Stored data entries:

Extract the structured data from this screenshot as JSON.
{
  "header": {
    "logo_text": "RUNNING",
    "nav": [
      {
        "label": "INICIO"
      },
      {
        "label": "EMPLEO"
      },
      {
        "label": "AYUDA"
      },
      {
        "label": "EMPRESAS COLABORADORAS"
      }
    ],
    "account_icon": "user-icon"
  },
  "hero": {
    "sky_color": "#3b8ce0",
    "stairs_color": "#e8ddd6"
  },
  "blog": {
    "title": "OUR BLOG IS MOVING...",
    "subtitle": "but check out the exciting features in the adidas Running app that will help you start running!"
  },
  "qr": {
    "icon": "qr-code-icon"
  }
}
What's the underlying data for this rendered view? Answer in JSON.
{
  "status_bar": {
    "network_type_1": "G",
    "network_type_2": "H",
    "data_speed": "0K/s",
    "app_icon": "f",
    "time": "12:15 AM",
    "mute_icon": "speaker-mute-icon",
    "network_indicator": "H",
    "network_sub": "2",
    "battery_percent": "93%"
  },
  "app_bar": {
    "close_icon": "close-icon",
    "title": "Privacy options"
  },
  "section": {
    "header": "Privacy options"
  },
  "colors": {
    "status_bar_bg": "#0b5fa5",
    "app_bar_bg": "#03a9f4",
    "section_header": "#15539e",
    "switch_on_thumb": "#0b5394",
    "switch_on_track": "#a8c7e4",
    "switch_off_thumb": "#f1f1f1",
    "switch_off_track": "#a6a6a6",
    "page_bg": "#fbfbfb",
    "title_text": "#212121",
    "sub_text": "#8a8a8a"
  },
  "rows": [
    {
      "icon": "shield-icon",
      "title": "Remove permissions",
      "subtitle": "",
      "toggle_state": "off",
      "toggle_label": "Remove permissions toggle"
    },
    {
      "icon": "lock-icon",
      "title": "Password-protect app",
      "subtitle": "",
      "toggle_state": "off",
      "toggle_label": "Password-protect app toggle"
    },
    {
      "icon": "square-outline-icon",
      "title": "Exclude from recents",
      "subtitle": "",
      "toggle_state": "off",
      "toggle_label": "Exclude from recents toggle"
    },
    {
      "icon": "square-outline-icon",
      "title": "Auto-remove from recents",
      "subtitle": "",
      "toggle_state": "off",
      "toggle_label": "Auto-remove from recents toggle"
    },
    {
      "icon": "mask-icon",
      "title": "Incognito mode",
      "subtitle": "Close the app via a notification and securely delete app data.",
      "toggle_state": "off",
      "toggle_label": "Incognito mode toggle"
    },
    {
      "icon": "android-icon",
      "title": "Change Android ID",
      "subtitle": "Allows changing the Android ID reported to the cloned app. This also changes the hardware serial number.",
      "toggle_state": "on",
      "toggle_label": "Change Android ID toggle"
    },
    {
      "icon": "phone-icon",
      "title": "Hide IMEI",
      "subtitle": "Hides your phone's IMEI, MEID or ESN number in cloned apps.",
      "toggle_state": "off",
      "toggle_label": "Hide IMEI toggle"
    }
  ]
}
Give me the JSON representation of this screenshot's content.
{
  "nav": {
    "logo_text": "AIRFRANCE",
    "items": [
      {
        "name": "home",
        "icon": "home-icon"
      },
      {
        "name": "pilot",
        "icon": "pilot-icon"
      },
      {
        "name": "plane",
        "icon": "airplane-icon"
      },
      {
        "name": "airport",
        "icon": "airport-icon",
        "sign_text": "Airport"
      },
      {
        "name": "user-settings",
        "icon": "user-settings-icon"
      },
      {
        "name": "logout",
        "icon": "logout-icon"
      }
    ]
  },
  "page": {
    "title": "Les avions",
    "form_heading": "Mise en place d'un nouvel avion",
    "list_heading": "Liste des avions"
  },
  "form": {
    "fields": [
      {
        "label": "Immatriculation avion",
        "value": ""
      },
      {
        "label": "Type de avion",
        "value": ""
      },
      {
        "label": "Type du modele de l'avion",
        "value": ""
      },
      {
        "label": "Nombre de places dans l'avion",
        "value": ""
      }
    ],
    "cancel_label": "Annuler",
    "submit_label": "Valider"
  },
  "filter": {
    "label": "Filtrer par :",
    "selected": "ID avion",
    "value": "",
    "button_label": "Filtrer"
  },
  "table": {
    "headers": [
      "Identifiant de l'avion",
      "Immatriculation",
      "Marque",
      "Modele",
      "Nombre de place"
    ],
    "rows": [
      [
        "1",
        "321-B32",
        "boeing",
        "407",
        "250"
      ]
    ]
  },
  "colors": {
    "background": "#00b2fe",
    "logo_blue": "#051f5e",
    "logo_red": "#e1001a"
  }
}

**Your task**. Copy every line of the listing containing the string "user".

**Exercise result**.
    "account_icon": "user-icon"
        "name": "user-settings",
        "icon": "user-settings-icon"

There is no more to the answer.